▶ PROVIDED DATA:
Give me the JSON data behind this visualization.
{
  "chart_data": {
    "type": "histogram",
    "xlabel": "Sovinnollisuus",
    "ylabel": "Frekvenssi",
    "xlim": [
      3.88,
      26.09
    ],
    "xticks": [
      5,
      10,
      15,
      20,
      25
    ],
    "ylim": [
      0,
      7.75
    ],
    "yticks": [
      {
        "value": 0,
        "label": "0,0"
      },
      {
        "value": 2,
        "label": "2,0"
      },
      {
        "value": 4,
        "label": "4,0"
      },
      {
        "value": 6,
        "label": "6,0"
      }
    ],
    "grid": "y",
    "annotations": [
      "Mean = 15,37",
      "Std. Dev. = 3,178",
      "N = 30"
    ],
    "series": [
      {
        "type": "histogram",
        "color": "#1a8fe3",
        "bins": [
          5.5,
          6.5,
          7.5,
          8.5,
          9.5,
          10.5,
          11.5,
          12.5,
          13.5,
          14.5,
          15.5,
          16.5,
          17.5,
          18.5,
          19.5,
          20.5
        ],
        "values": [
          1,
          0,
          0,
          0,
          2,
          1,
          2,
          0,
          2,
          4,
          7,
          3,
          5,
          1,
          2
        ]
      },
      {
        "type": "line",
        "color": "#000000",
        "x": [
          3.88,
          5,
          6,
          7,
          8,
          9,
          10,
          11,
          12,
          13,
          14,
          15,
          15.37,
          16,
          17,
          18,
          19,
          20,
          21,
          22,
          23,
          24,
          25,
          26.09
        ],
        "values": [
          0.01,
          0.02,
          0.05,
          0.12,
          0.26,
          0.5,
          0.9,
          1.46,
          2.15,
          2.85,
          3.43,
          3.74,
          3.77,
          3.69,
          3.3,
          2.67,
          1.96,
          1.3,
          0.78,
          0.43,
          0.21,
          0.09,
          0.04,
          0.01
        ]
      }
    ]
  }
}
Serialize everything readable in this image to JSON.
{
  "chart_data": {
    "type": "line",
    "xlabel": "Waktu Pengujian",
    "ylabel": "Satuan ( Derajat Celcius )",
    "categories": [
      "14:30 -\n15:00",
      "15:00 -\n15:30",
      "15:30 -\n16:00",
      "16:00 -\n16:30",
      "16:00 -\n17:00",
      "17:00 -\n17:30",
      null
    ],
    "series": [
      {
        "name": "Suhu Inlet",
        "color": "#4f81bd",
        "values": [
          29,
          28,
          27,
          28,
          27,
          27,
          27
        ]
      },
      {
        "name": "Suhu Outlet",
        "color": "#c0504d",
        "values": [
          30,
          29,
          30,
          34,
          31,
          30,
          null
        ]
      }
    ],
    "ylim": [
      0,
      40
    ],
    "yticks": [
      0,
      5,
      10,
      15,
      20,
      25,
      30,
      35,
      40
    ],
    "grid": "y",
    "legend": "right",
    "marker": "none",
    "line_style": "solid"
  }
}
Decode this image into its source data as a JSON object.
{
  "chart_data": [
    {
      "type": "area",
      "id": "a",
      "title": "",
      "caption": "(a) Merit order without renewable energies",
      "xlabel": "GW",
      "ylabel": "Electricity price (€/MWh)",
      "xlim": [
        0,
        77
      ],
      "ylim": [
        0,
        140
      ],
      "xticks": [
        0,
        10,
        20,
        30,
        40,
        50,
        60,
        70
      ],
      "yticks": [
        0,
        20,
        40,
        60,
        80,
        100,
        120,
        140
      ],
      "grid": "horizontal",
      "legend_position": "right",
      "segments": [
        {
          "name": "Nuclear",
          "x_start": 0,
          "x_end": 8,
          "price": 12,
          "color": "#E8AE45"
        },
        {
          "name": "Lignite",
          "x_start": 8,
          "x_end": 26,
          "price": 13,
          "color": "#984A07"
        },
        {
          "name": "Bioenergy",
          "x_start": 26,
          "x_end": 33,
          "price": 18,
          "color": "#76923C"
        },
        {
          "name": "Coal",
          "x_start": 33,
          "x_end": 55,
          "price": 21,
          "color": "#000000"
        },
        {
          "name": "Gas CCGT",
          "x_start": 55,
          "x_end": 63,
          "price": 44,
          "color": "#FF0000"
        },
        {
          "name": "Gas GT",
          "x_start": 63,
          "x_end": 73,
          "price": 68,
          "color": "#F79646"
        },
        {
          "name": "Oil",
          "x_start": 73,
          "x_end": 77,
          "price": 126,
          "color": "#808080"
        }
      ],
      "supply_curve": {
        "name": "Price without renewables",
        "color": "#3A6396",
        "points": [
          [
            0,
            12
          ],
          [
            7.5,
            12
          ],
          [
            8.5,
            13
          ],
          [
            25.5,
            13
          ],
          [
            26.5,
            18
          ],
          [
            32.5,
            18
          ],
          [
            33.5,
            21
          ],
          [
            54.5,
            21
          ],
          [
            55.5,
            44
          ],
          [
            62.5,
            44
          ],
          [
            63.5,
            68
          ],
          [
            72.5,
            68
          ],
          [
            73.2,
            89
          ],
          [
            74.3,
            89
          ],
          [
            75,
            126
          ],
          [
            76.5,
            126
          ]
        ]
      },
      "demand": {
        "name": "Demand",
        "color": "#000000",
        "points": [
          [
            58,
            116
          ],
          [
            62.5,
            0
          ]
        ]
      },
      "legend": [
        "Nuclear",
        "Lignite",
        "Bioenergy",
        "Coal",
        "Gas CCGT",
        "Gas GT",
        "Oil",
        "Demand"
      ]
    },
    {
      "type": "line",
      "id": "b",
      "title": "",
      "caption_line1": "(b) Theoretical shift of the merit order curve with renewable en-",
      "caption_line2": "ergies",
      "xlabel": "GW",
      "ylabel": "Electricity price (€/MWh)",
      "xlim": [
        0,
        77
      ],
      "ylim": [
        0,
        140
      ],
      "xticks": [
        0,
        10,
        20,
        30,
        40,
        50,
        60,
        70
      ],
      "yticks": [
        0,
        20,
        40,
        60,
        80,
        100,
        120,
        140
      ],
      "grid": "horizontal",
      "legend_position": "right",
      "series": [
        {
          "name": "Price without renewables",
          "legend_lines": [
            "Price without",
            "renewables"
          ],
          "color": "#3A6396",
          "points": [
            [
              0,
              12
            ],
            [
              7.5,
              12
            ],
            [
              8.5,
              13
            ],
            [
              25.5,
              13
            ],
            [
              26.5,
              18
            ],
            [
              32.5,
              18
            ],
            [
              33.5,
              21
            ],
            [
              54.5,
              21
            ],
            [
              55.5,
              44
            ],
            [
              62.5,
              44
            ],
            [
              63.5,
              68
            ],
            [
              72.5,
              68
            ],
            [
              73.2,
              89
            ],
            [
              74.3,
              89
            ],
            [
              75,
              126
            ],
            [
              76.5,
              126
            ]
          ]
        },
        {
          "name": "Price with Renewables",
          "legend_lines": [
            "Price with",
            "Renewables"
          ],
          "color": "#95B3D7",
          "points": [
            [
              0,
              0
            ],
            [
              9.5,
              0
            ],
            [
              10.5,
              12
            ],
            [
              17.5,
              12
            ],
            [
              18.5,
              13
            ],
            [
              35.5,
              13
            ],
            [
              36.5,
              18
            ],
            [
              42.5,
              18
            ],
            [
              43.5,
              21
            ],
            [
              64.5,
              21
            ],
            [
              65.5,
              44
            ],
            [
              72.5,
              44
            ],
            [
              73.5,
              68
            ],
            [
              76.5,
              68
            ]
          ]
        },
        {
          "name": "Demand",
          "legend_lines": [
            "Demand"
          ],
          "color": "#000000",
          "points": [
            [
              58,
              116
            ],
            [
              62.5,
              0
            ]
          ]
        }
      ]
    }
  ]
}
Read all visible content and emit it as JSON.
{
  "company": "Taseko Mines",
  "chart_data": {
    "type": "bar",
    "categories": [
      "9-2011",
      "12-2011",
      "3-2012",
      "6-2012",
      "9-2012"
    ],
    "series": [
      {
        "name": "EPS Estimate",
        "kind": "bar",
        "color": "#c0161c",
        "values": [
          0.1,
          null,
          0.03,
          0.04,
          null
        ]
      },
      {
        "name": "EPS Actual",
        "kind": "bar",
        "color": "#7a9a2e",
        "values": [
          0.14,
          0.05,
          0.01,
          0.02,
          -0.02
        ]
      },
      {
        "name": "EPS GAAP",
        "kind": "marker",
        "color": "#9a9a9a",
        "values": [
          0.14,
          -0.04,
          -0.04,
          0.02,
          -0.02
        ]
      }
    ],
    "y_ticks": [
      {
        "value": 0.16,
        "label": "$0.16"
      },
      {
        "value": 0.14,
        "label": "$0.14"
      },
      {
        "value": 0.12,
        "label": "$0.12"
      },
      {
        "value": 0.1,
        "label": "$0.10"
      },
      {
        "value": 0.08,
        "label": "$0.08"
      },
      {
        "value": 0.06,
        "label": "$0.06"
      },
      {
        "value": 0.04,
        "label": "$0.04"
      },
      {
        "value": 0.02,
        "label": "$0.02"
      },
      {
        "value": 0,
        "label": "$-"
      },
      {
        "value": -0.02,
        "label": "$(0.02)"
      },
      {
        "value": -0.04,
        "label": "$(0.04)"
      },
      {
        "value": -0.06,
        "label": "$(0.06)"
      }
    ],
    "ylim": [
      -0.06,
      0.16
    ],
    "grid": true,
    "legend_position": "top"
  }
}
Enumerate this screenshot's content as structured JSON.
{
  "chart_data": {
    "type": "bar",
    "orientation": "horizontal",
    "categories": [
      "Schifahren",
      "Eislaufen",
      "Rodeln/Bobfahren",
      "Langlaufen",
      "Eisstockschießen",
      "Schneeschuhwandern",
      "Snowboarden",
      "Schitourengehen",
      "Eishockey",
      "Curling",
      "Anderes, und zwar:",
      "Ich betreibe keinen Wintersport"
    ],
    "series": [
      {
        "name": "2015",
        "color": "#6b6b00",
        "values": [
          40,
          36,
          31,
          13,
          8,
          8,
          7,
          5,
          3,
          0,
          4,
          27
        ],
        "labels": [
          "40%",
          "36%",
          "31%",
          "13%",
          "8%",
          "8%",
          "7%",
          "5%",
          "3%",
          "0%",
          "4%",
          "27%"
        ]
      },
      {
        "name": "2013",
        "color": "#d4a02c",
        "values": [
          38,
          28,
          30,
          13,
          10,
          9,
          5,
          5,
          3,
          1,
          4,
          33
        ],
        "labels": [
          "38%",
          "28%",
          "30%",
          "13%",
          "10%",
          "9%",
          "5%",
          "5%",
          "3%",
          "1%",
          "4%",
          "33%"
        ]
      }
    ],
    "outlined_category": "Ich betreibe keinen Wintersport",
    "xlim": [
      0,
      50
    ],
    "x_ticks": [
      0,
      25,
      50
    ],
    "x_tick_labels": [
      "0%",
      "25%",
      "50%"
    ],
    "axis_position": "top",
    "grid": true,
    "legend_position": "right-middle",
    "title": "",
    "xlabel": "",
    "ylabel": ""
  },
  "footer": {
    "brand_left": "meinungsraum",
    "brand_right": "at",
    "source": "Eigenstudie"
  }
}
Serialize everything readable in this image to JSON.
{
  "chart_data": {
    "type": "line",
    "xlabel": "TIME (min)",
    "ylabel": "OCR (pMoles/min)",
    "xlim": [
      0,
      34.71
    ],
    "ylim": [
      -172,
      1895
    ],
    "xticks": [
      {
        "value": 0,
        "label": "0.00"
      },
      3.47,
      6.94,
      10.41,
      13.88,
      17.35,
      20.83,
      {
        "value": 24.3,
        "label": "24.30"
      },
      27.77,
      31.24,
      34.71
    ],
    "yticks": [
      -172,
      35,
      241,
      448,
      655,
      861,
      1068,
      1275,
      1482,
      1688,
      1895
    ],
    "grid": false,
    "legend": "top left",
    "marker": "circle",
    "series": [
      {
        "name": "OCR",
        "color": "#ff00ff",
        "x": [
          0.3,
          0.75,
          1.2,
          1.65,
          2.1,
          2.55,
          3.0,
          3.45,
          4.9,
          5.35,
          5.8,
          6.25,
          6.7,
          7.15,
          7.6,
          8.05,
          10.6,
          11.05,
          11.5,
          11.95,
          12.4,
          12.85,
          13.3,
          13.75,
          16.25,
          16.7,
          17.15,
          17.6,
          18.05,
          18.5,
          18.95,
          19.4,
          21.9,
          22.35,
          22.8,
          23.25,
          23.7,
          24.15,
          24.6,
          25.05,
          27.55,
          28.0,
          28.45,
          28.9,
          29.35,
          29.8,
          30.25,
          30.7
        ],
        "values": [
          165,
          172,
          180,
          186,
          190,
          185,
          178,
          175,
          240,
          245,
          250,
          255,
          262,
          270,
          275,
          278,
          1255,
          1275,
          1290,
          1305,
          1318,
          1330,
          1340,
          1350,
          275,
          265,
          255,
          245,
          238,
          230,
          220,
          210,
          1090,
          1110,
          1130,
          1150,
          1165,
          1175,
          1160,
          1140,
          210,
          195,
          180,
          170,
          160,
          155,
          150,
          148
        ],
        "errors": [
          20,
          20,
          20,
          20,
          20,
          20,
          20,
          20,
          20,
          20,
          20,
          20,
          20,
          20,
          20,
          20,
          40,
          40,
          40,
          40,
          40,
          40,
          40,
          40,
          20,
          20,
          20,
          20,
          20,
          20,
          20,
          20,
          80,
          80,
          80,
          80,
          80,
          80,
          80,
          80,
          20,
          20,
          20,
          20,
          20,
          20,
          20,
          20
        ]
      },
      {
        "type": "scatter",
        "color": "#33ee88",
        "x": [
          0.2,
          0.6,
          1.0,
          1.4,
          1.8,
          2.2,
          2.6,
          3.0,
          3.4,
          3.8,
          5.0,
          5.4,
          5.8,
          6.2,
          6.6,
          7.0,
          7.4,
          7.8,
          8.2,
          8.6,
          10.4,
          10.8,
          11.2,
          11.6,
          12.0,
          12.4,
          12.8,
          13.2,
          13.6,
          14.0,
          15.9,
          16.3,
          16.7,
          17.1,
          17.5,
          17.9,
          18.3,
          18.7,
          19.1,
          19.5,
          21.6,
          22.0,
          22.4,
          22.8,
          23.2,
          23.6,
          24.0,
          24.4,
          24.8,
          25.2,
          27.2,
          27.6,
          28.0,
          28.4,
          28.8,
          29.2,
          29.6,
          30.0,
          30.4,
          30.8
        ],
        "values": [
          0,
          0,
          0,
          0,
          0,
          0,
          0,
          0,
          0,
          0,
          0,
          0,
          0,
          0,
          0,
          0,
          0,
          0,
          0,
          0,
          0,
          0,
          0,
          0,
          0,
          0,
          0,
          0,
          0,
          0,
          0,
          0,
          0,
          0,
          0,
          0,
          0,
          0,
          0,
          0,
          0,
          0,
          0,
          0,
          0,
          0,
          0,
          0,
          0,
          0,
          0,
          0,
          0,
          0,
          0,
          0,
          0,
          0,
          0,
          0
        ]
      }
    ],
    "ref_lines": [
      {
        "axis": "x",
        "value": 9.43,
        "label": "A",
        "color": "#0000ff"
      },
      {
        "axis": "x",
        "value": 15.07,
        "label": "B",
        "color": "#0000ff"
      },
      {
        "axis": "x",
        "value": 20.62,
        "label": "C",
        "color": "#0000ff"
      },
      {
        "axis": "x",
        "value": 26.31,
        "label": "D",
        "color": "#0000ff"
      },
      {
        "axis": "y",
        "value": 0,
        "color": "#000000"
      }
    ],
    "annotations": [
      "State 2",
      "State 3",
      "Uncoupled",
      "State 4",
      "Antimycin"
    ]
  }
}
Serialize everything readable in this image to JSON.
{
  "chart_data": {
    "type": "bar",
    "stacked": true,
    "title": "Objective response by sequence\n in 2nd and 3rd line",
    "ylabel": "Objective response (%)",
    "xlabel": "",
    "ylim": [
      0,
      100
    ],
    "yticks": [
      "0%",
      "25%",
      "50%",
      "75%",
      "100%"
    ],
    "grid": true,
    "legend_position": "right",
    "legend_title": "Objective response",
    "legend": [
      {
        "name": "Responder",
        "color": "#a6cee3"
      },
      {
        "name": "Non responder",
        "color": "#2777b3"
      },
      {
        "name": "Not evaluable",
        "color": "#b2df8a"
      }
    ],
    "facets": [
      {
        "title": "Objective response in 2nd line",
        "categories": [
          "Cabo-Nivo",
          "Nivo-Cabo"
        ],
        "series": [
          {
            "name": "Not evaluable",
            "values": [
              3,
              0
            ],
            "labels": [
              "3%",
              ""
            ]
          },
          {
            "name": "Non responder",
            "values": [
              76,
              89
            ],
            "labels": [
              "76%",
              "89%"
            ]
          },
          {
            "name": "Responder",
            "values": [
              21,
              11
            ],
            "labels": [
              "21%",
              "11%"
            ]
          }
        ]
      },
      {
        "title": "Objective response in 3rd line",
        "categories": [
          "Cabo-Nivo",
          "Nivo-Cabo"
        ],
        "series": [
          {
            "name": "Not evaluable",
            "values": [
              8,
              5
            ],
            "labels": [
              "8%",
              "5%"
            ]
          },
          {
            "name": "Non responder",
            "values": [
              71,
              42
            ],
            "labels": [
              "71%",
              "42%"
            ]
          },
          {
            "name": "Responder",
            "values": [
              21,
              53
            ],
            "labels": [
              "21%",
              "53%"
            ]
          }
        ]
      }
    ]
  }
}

▶ EXERCISE REQUIREMENTS:
In the data above, count the lines where the word "source" appears; reply with the number only.

▶ ANSWER TO THIS EXERCISE:
2